WHAT TO DO: Filter the listing and keep only the lines with the word "JSON".

[Dataset entries on figures]
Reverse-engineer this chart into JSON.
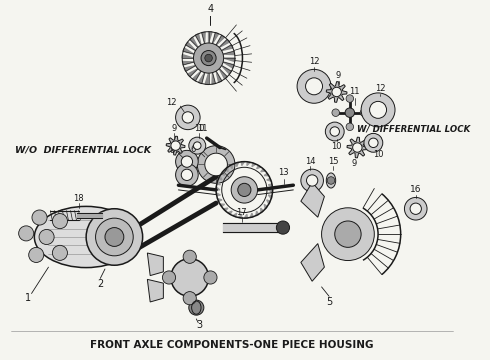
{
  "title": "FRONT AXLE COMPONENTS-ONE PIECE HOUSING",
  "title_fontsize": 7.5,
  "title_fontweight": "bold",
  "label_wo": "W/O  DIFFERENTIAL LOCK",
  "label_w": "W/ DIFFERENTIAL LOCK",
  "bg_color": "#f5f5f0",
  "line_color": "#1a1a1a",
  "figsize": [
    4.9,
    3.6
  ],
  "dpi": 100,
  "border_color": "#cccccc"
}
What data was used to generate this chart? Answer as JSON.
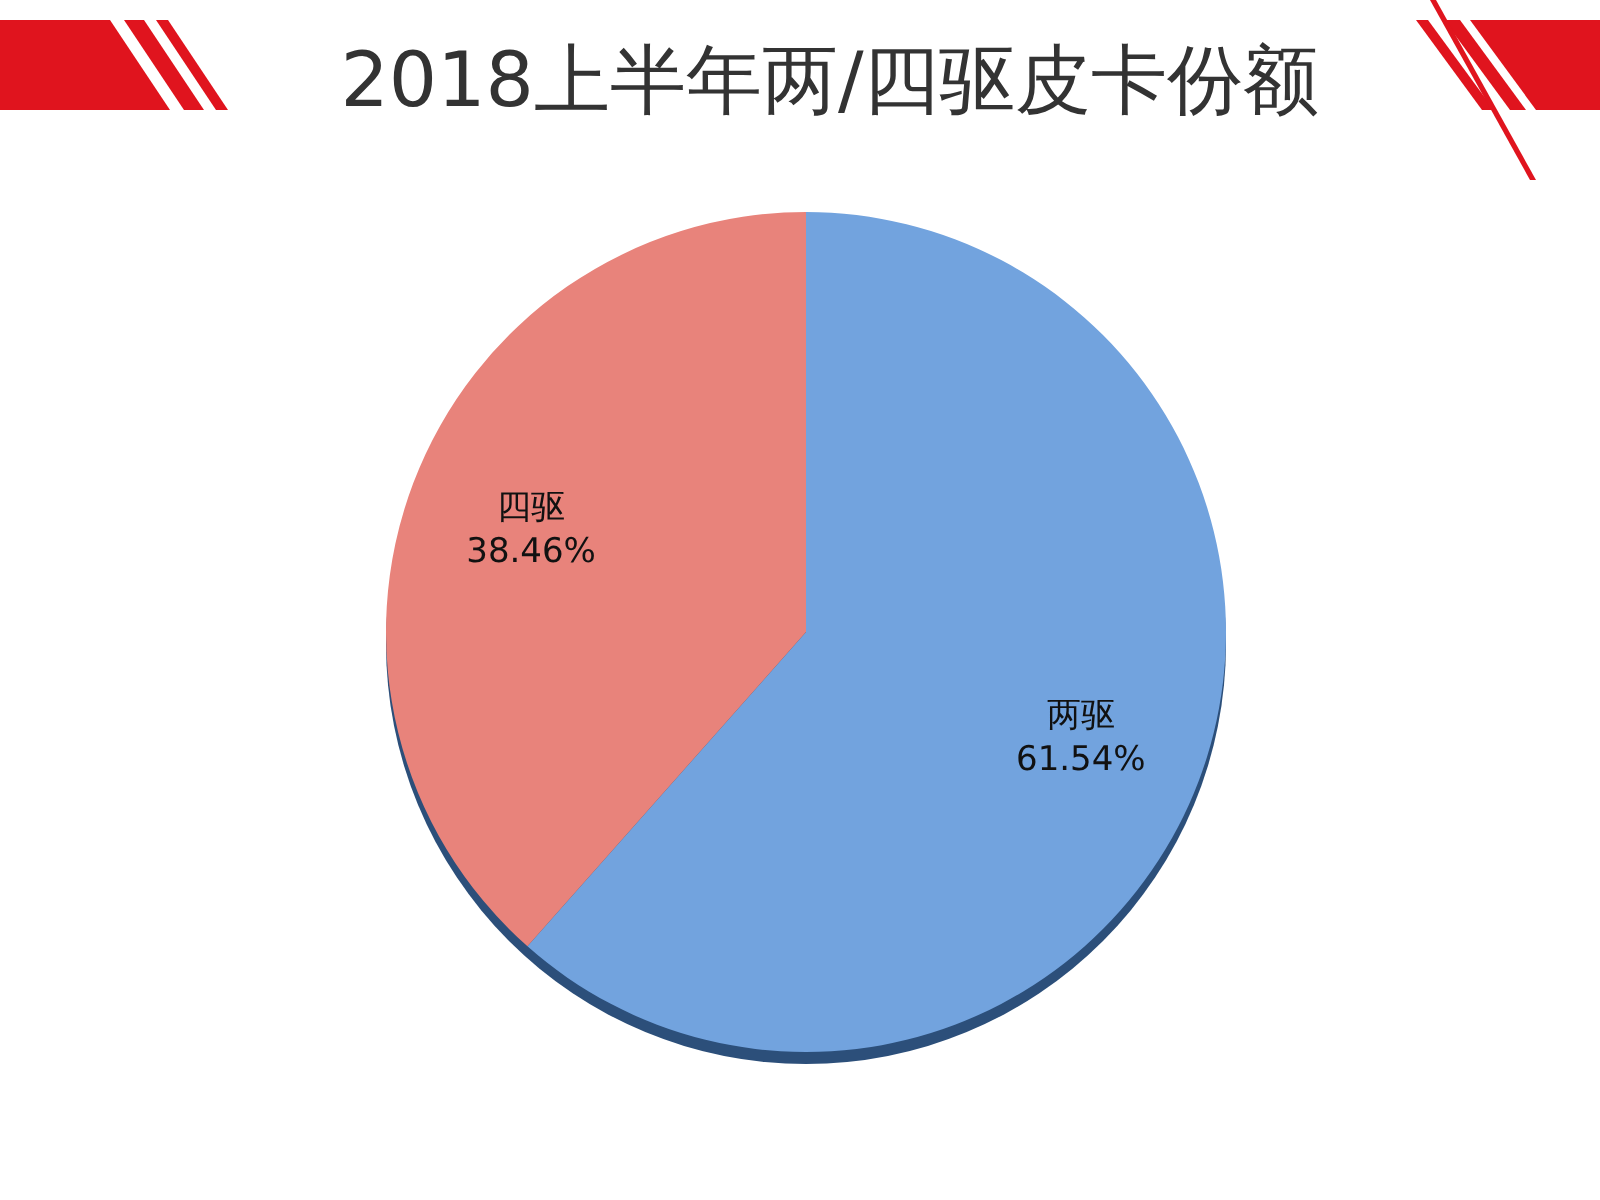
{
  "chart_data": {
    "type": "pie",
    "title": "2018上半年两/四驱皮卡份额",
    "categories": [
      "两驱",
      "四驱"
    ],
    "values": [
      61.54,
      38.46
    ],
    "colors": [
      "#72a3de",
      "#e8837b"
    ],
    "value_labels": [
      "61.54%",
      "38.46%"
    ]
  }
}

---

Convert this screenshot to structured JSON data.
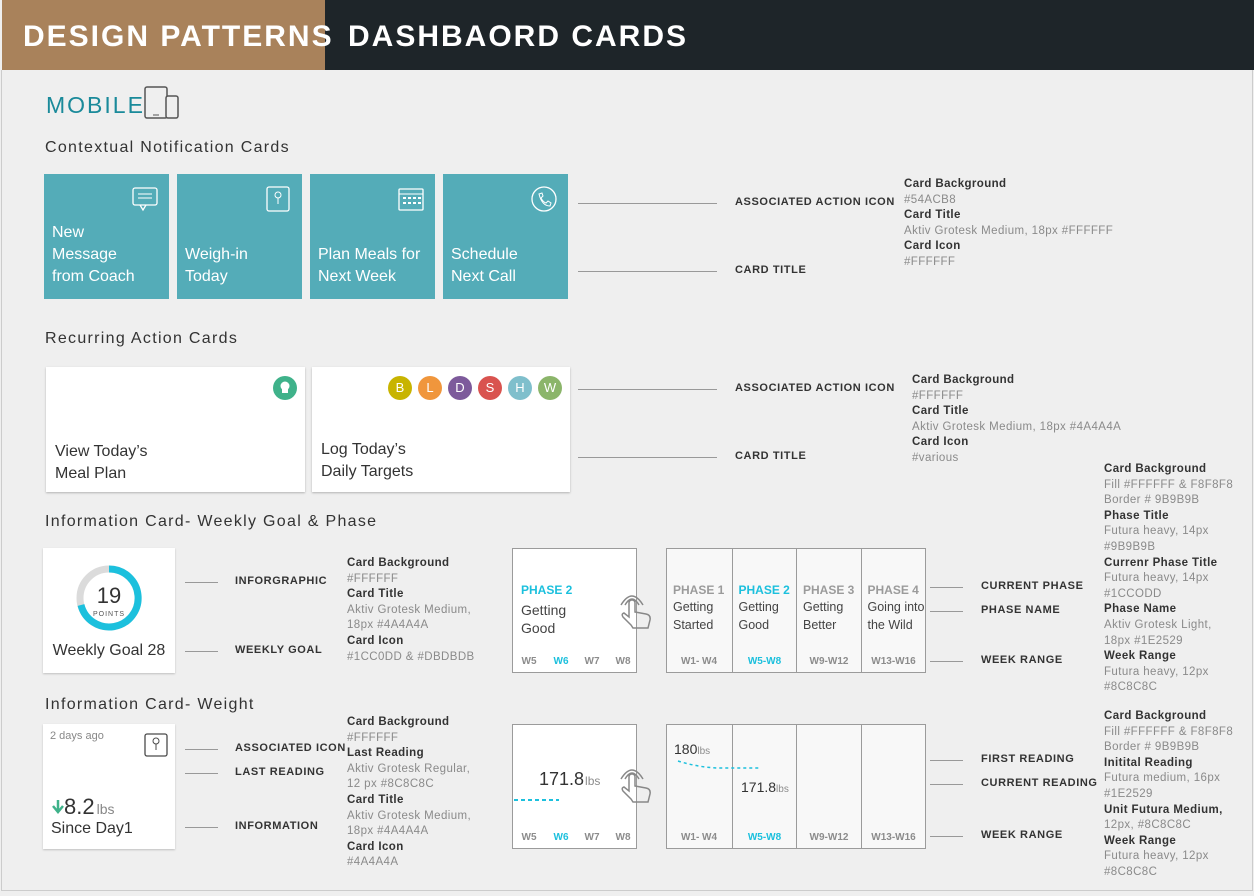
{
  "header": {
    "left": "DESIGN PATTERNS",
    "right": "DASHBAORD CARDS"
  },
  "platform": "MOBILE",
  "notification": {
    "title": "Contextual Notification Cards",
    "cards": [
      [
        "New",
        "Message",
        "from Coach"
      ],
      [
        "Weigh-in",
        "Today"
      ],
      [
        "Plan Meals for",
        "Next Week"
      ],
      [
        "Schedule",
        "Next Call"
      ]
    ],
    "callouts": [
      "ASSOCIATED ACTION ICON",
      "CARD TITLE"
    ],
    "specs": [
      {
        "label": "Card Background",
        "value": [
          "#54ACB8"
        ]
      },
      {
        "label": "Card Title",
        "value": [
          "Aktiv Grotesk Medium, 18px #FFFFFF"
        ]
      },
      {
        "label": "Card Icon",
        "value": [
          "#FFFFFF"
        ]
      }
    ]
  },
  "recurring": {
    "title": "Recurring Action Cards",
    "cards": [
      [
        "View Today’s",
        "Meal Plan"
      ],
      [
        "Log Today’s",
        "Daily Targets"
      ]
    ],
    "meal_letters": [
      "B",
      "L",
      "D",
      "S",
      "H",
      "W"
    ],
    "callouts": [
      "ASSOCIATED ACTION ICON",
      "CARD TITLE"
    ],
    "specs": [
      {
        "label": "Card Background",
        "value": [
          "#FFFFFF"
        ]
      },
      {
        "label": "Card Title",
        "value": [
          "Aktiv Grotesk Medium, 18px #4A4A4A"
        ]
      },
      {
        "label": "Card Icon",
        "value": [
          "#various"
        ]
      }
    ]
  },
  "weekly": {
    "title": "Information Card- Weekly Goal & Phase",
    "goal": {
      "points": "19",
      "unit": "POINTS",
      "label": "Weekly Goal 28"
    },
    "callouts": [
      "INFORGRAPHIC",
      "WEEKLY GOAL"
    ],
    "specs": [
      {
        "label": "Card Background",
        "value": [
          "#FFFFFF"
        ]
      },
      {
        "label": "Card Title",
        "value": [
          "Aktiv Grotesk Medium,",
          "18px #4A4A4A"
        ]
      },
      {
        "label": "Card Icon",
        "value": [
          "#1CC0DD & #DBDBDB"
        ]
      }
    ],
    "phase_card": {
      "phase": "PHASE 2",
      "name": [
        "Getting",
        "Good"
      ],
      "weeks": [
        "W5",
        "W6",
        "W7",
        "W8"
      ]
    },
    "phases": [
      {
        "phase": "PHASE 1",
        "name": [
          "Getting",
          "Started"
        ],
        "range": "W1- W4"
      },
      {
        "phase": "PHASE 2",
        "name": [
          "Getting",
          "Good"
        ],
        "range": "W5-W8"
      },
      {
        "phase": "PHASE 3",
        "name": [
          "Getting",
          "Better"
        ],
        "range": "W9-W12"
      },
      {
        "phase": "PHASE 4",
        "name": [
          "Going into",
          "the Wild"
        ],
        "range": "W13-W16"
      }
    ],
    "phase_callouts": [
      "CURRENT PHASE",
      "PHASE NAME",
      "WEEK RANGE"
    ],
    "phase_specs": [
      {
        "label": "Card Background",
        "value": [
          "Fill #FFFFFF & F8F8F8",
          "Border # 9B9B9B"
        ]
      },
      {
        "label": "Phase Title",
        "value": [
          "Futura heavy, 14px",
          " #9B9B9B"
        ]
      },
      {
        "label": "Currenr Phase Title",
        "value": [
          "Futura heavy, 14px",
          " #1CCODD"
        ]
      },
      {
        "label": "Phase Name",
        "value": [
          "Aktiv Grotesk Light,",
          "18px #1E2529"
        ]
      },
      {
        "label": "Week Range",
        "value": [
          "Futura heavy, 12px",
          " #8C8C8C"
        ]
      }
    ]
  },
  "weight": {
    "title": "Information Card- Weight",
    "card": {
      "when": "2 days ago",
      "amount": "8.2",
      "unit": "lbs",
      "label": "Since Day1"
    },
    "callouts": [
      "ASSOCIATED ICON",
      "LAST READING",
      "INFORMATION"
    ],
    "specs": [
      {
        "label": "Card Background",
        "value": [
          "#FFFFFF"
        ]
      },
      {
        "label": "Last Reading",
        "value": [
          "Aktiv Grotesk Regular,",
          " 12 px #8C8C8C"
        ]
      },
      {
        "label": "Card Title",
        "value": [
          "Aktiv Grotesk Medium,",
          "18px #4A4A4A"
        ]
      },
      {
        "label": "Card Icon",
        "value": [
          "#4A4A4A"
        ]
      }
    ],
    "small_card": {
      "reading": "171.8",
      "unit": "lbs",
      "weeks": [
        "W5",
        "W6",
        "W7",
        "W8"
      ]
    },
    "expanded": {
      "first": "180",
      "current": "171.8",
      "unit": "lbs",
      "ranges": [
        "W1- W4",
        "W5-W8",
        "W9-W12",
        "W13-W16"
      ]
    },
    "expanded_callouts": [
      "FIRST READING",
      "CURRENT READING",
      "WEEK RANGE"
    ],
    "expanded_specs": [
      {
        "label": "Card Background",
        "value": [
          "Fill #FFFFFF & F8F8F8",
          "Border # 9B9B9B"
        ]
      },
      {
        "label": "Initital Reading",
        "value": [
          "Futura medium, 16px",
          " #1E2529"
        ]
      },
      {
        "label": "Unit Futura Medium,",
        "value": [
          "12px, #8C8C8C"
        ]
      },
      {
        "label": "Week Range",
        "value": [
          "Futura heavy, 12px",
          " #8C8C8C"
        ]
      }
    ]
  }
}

==

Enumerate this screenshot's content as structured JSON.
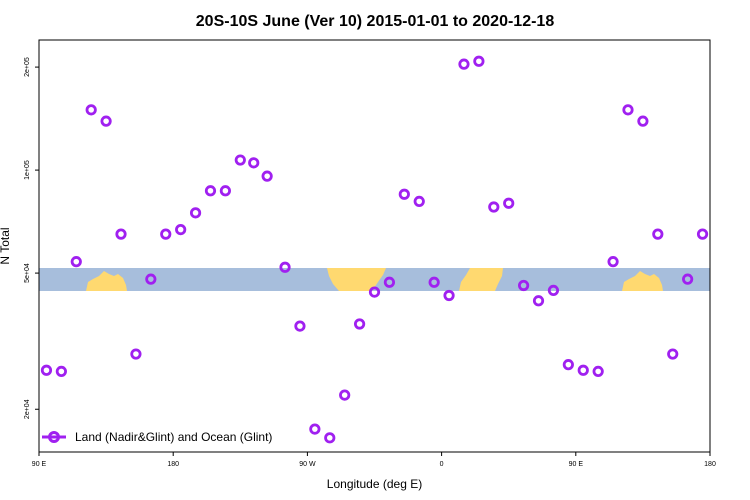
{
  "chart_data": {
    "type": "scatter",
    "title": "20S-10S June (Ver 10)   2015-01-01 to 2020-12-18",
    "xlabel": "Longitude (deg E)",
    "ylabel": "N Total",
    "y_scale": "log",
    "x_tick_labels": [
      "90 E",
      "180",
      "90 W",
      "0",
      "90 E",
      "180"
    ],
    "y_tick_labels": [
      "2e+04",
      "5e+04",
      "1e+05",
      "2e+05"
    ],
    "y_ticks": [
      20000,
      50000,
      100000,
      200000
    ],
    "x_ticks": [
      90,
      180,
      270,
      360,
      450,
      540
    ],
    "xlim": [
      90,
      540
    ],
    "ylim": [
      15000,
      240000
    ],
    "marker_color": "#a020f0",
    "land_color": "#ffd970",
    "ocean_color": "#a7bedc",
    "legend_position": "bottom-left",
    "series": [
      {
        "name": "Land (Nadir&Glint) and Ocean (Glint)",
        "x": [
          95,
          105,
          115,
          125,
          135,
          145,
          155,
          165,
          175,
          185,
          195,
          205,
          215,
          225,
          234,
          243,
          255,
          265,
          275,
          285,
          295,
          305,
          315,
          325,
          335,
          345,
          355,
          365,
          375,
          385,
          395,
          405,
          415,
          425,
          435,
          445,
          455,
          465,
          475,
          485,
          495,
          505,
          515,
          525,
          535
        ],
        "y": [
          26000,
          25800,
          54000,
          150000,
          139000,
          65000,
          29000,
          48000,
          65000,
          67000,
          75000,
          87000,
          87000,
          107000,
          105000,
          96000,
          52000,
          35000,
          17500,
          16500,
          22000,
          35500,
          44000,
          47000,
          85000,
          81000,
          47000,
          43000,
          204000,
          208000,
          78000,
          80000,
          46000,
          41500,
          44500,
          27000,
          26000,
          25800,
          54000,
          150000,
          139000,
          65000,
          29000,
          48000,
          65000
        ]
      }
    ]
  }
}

TASK SOLUTION:
Reverse-engineer this chart into JSON.
What data was used to generate this chart? Answer as JSON.
Convert this screenshot to structured JSON data.
Enumerate this screenshot's content as structured JSON.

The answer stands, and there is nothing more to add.